Repeat every entry word for word, skipping the pictures.

[Rows from a figure dataset]
----

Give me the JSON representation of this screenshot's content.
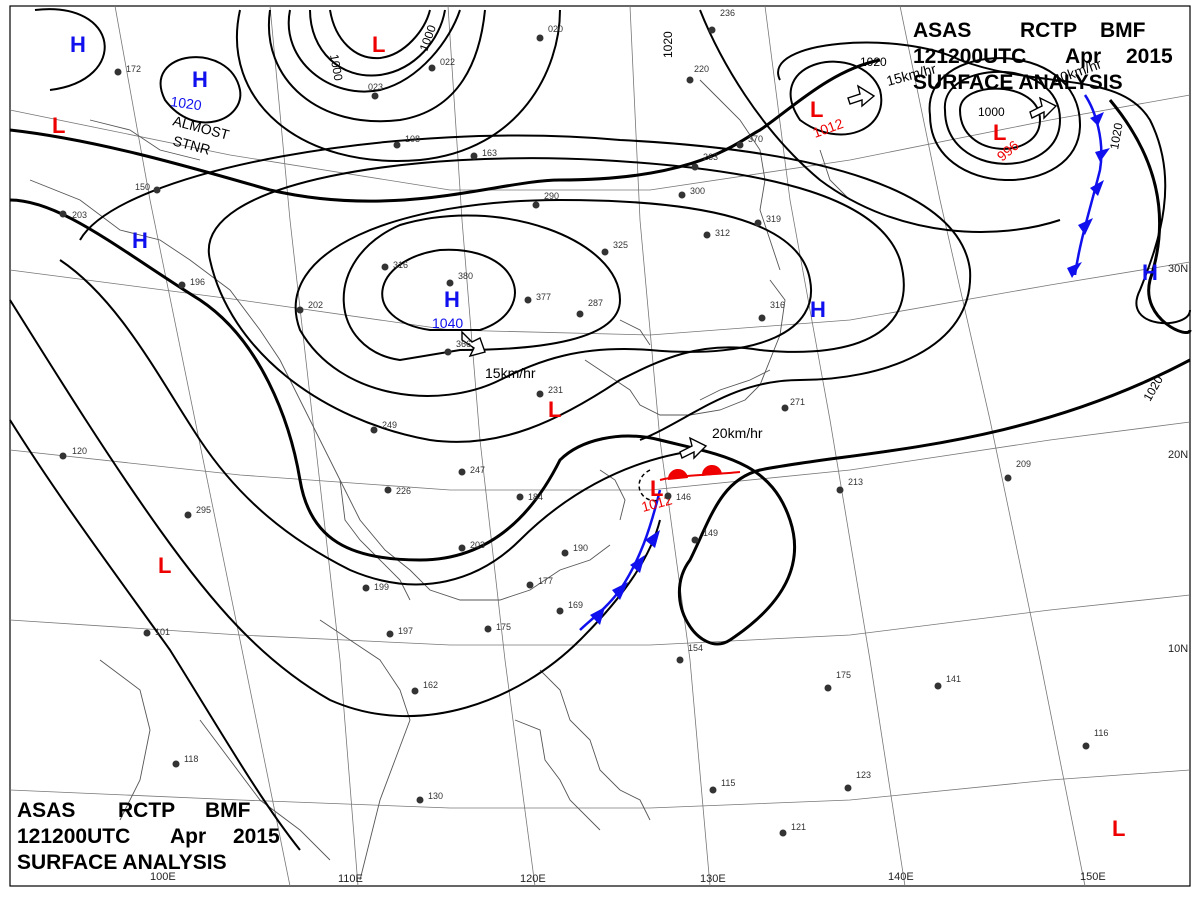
{
  "header_top": {
    "line1": [
      "ASAS",
      "RCTP",
      "BMF"
    ],
    "line2": [
      "121200UTC",
      "Apr",
      "2015"
    ],
    "line3": "SURFACE ANALYSIS"
  },
  "header_bottom": {
    "line1": [
      "ASAS",
      "RCTP",
      "BMF"
    ],
    "line2": [
      "121200UTC",
      "Apr",
      "2015"
    ],
    "line3": "SURFACE ANALYSIS"
  },
  "colors": {
    "high": "#1010ee",
    "low": "#ee0000",
    "isobar": "#000000",
    "grid": "#666666",
    "coast": "#555555",
    "front_cold": "#1010ee",
    "front_warm": "#ee0000"
  },
  "longitude_labels": [
    "100E",
    "110E",
    "120E",
    "130E",
    "140E",
    "150E"
  ],
  "latitude_labels": [
    "30N",
    "20N",
    "10N"
  ],
  "pressure_centers": [
    {
      "type": "H",
      "symbol": "H",
      "value": "1020"
    },
    {
      "type": "H",
      "symbol": "H",
      "value": "1040"
    },
    {
      "type": "L",
      "symbol": "L",
      "value": "1012"
    },
    {
      "type": "L",
      "symbol": "L",
      "value": "996"
    },
    {
      "type": "L",
      "symbol": "L",
      "value": "1012"
    },
    {
      "type": "H",
      "symbol": "H",
      "value": ""
    },
    {
      "type": "H",
      "symbol": "H",
      "value": ""
    },
    {
      "type": "H",
      "symbol": "H",
      "value": ""
    },
    {
      "type": "H",
      "symbol": "H",
      "value": ""
    },
    {
      "type": "L",
      "symbol": "L",
      "value": ""
    },
    {
      "type": "L",
      "symbol": "L",
      "value": ""
    },
    {
      "type": "L",
      "symbol": "L",
      "value": ""
    },
    {
      "type": "L",
      "symbol": "L",
      "value": ""
    },
    {
      "type": "L",
      "symbol": "L",
      "value": ""
    }
  ],
  "isobar_labels": [
    "1000",
    "1000",
    "1020",
    "1020",
    "1020",
    "1020",
    "1000"
  ],
  "annotations": {
    "almost_stnr": [
      "ALMOST",
      "STNR"
    ],
    "motion": [
      "15km/hr",
      "15km/hr",
      "20km/hr",
      "15km/hr",
      "40km/hr"
    ]
  },
  "stations": [
    "172",
    "150",
    "203",
    "196",
    "120",
    "295",
    "101",
    "118",
    "202",
    "316",
    "380",
    "366",
    "377",
    "287",
    "325",
    "290",
    "263",
    "300",
    "312",
    "319",
    "316",
    "231",
    "249",
    "226",
    "247",
    "184",
    "203",
    "199",
    "197",
    "175",
    "177",
    "190",
    "169",
    "162",
    "213",
    "209",
    "175",
    "141",
    "154",
    "130",
    "115",
    "121",
    "123",
    "116",
    "023",
    "022",
    "163",
    "108",
    "236",
    "220",
    "370",
    "146",
    "149",
    "271",
    "020"
  ]
}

----

> _TASK RESULT_
Give me the JSON representation of this screenshot's content.
{
  "header_top": {
    "line1": [
      "ASAS",
      "RCTP",
      "BMF"
    ],
    "line2": [
      "121200UTC",
      "Apr",
      "2015"
    ],
    "line3": "SURFACE ANALYSIS"
  },
  "header_bottom": {
    "line1": [
      "ASAS",
      "RCTP",
      "BMF"
    ],
    "line2": [
      "121200UTC",
      "Apr",
      "2015"
    ],
    "line3": "SURFACE ANALYSIS"
  },
  "colors": {
    "high": "#1010ee",
    "low": "#ee0000",
    "isobar": "#000000",
    "grid": "#666666",
    "coast": "#555555",
    "front_cold": "#1010ee",
    "front_warm": "#ee0000"
  },
  "longitude_labels": [
    "100E",
    "110E",
    "120E",
    "130E",
    "140E",
    "150E"
  ],
  "latitude_labels": [
    "30N",
    "20N",
    "10N"
  ],
  "pressure_centers": [
    {
      "type": "H",
      "symbol": "H",
      "value": "1020"
    },
    {
      "type": "H",
      "symbol": "H",
      "value": "1040"
    },
    {
      "type": "L",
      "symbol": "L",
      "value": "1012"
    },
    {
      "type": "L",
      "symbol": "L",
      "value": "996"
    },
    {
      "type": "L",
      "symbol": "L",
      "value": "1012"
    },
    {
      "type": "H",
      "symbol": "H",
      "value": ""
    },
    {
      "type": "H",
      "symbol": "H",
      "value": ""
    },
    {
      "type": "H",
      "symbol": "H",
      "value": ""
    },
    {
      "type": "H",
      "symbol": "H",
      "value": ""
    },
    {
      "type": "L",
      "symbol": "L",
      "value": ""
    },
    {
      "type": "L",
      "symbol": "L",
      "value": ""
    },
    {
      "type": "L",
      "symbol": "L",
      "value": ""
    },
    {
      "type": "L",
      "symbol": "L",
      "value": ""
    },
    {
      "type": "L",
      "symbol": "L",
      "value": ""
    }
  ],
  "isobar_labels": [
    "1000",
    "1000",
    "1020",
    "1020",
    "1020",
    "1020",
    "1000"
  ],
  "annotations": {
    "almost_stnr": [
      "ALMOST",
      "STNR"
    ],
    "motion": [
      "15km/hr",
      "15km/hr",
      "20km/hr",
      "15km/hr",
      "40km/hr"
    ]
  },
  "stations": [
    "172",
    "150",
    "203",
    "196",
    "120",
    "295",
    "101",
    "118",
    "202",
    "316",
    "380",
    "366",
    "377",
    "287",
    "325",
    "290",
    "263",
    "300",
    "312",
    "319",
    "316",
    "231",
    "249",
    "226",
    "247",
    "184",
    "203",
    "199",
    "197",
    "175",
    "177",
    "190",
    "169",
    "162",
    "213",
    "209",
    "175",
    "141",
    "154",
    "130",
    "115",
    "121",
    "123",
    "116",
    "023",
    "022",
    "163",
    "108",
    "236",
    "220",
    "370",
    "146",
    "149",
    "271",
    "020"
  ]
}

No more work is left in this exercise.